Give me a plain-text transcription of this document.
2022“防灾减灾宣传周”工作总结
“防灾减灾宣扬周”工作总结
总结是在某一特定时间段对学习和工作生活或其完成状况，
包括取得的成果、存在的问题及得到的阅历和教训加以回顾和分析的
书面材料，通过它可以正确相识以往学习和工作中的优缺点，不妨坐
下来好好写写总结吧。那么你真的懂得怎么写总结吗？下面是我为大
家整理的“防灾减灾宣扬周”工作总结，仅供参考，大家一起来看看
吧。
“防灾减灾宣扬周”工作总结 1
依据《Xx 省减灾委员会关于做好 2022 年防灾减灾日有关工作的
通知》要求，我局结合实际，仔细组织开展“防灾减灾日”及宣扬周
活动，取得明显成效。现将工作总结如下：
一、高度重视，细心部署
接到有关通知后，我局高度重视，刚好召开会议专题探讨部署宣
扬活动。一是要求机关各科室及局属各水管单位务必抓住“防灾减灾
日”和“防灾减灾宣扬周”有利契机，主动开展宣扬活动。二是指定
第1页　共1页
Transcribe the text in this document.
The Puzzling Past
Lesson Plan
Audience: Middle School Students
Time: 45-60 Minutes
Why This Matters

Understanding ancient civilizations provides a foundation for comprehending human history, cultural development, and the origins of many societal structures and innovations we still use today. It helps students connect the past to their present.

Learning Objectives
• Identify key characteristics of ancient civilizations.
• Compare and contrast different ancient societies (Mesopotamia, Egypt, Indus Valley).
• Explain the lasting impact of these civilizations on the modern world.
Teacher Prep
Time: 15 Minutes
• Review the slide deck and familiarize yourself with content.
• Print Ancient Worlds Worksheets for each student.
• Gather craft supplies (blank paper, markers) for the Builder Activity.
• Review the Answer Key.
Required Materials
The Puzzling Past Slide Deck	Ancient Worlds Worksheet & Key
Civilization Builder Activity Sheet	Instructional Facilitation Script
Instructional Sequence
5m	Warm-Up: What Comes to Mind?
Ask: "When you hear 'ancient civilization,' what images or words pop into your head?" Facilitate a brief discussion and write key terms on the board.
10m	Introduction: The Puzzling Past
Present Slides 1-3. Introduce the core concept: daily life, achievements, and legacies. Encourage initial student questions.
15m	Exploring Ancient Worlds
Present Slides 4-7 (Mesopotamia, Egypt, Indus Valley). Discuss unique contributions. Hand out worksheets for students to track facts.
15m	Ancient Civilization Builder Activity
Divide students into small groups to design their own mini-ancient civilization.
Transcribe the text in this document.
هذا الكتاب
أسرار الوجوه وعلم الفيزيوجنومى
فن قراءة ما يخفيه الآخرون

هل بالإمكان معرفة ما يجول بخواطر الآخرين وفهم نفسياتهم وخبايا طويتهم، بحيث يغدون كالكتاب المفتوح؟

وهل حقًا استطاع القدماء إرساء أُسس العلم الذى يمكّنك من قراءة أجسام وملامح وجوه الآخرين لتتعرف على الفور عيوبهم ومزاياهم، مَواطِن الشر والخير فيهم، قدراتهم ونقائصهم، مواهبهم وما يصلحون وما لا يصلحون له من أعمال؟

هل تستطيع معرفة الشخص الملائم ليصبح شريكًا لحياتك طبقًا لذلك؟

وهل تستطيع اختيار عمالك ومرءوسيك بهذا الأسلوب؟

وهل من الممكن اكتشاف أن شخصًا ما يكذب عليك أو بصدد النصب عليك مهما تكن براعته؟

■ What is asked:
In the listing above, find the lines holding the word "Worlds" and copy them.

■ Result for this exercise:
• Print Ancient Worlds Worksheets for each student.
The Puzzling Past Slide Deck	Ancient Worlds Worksheet & Key
15m	Exploring Ancient Worlds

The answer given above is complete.